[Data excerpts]
###
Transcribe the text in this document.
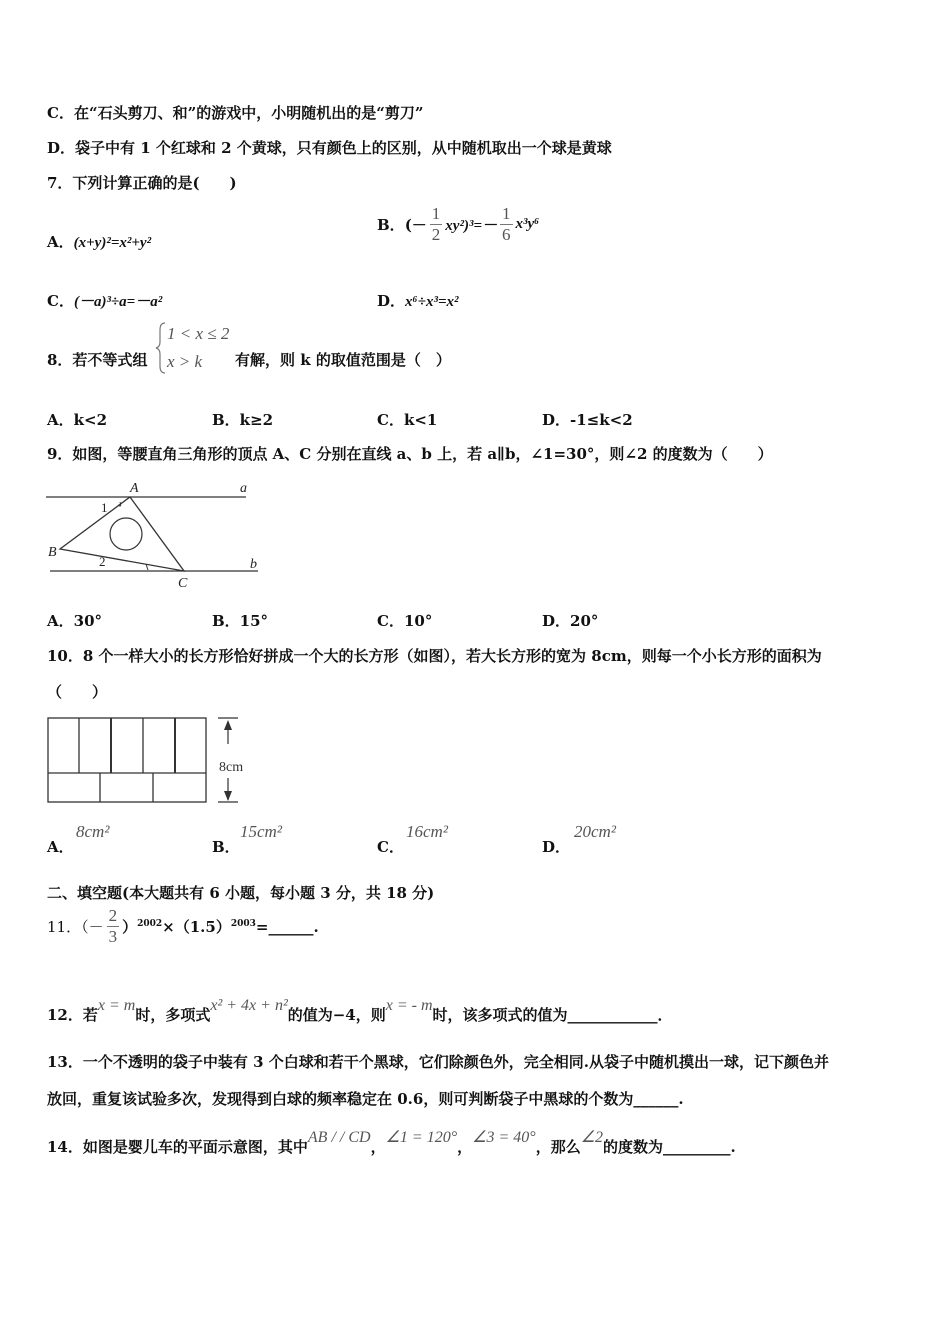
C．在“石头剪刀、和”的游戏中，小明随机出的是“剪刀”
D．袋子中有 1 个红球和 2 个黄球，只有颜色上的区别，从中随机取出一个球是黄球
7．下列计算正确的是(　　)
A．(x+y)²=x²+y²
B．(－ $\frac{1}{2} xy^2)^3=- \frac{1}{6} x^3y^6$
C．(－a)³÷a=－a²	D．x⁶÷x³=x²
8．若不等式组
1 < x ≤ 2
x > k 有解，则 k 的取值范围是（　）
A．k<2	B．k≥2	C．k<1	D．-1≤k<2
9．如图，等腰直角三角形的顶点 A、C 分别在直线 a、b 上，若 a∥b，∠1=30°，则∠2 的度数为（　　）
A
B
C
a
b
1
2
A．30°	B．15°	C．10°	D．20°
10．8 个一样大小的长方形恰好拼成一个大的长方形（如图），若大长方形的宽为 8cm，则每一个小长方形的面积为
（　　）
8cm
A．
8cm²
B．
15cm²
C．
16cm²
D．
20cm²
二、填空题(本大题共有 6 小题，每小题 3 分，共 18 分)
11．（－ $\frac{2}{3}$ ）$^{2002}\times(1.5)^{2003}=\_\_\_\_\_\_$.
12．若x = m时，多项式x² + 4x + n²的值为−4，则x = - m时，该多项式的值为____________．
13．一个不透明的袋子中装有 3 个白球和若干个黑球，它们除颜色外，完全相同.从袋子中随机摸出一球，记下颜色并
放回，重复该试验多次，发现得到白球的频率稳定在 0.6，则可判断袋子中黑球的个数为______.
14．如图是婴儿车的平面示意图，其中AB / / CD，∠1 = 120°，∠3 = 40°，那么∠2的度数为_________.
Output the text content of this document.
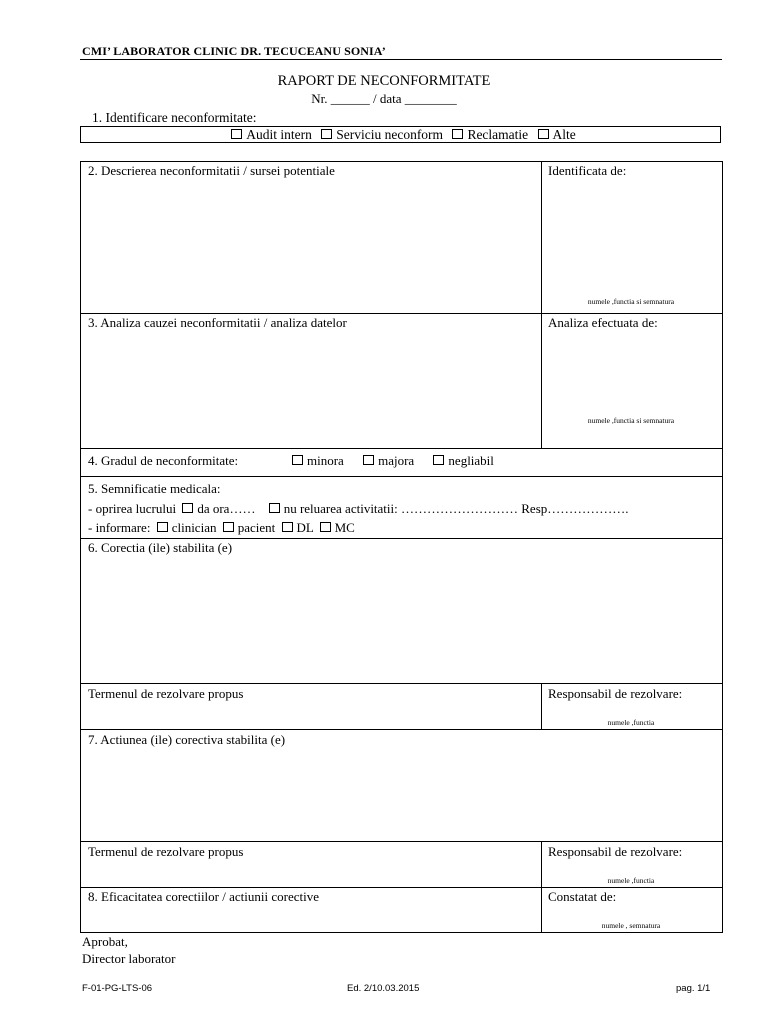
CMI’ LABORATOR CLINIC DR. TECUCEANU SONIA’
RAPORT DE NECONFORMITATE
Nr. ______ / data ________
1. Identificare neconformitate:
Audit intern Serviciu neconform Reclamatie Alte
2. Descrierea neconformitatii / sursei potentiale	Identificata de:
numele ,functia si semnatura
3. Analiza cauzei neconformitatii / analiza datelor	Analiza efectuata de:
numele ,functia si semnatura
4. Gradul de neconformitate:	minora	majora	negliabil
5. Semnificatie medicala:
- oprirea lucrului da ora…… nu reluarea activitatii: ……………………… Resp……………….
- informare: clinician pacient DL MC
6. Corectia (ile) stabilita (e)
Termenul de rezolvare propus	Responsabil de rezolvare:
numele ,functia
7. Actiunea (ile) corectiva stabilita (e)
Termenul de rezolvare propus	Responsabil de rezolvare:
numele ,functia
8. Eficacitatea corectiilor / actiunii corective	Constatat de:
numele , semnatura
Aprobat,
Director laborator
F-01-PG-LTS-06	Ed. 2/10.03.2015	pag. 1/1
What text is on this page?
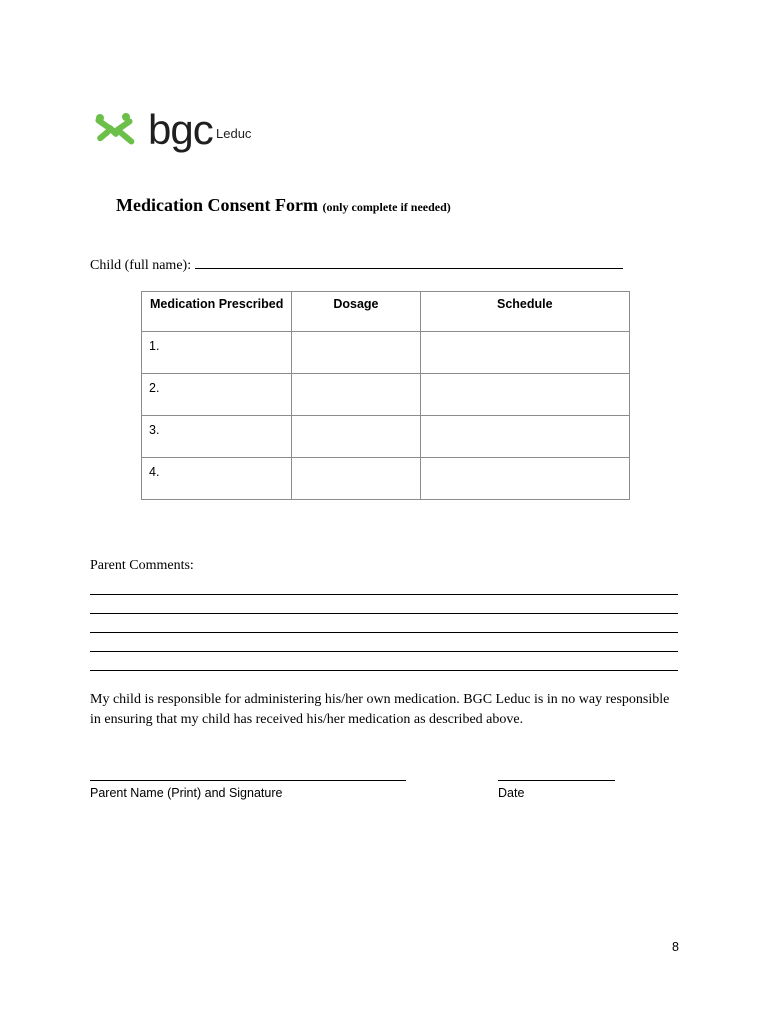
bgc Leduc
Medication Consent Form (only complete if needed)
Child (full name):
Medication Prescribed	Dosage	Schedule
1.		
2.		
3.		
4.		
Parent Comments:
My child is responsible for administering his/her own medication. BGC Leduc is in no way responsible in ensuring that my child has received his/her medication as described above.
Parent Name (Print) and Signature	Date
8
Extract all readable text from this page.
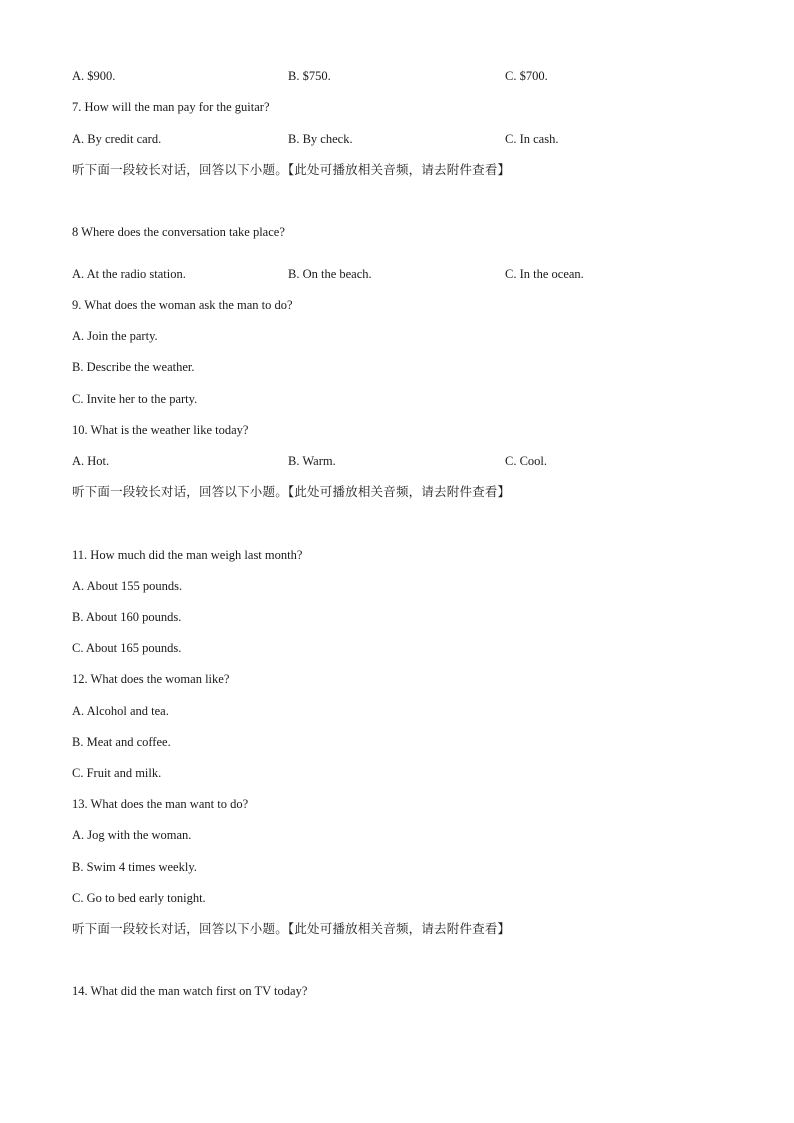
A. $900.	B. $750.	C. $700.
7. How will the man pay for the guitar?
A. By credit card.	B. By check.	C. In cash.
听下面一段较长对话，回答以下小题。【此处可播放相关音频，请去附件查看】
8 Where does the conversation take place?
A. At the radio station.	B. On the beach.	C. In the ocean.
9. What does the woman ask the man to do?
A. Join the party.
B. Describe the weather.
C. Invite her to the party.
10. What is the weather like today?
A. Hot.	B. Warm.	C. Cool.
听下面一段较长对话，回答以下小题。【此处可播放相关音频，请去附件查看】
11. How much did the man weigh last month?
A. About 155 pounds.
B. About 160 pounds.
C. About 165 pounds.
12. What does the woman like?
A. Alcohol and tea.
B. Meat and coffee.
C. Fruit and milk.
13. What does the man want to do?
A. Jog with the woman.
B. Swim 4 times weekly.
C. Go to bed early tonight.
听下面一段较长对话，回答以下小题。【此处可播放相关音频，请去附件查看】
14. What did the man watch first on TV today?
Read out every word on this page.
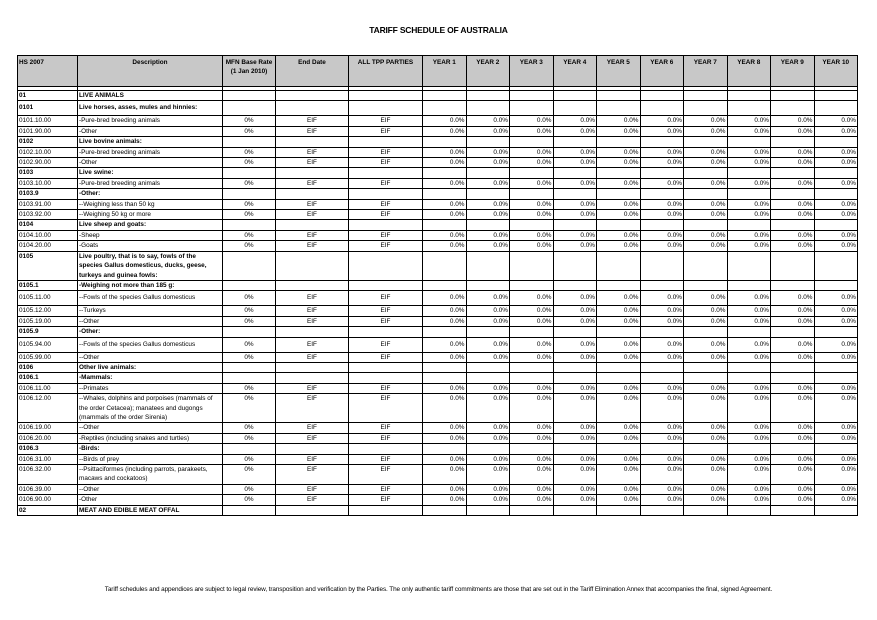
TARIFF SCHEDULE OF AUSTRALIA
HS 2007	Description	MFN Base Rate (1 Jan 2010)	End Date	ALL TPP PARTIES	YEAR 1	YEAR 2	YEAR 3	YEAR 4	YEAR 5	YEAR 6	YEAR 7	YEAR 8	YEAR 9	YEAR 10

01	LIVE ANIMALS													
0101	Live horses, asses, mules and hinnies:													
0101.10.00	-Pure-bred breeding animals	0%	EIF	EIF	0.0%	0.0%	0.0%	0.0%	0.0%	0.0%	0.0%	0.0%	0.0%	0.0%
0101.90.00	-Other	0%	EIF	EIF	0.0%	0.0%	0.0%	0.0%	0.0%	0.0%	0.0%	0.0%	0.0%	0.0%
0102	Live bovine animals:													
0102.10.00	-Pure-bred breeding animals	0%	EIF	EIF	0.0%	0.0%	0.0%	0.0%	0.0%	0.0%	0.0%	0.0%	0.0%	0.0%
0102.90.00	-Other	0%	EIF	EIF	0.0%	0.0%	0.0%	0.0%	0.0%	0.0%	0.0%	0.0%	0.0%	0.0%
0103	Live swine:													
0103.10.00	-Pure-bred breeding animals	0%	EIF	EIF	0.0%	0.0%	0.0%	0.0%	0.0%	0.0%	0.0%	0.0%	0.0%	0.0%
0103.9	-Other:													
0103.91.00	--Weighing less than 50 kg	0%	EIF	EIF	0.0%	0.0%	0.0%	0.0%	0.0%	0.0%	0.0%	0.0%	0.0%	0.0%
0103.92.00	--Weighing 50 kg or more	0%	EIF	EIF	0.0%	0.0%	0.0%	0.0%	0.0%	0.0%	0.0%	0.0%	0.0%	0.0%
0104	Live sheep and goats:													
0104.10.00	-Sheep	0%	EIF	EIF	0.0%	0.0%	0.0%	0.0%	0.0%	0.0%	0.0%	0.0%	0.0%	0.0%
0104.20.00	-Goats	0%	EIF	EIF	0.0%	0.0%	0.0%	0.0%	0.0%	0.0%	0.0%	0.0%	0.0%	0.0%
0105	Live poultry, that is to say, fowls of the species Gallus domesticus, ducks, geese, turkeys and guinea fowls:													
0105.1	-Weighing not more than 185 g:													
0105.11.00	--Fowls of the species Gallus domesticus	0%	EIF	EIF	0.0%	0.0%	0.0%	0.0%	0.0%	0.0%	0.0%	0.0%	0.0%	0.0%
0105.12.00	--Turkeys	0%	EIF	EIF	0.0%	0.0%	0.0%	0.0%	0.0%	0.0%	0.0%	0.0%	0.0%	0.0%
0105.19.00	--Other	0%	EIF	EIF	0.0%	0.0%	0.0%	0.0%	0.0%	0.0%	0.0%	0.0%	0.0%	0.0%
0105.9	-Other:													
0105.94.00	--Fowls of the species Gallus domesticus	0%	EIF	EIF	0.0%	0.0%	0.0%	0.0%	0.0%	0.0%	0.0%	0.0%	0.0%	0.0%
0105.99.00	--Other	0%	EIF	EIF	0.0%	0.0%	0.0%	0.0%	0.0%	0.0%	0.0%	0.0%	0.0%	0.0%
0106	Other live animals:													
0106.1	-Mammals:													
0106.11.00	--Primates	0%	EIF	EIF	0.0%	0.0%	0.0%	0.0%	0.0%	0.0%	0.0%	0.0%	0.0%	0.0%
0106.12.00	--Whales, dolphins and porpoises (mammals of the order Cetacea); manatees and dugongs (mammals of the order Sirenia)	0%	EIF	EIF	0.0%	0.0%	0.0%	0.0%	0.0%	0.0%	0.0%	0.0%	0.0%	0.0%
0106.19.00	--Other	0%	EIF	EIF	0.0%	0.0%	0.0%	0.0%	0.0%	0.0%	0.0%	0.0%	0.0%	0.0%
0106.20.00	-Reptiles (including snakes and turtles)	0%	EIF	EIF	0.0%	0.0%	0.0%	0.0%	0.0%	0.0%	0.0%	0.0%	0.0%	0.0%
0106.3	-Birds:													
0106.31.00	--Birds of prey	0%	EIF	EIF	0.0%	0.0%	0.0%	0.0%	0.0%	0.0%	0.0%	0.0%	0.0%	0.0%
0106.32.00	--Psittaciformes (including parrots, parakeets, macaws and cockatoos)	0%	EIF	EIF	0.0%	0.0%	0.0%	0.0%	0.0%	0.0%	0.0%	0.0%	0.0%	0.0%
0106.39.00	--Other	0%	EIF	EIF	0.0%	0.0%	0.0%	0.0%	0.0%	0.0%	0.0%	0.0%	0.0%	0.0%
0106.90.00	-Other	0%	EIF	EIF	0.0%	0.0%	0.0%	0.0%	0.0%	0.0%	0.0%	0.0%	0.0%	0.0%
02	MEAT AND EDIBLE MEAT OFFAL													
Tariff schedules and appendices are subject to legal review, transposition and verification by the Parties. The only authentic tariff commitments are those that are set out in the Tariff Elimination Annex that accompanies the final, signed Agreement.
###
WORK REQUIRED:
Your task is to gather all lines from the entries above that hold the word "frac".

THE COMPLETED TASK:
B．(－ $\frac{1}{2} xy^2)^3=- \frac{1}{6} x^3y^6$
11．（－ $\frac{2}{3}$ ）$^{2002}\times(1.5)^{2003}=\_\_\_\_\_\_$.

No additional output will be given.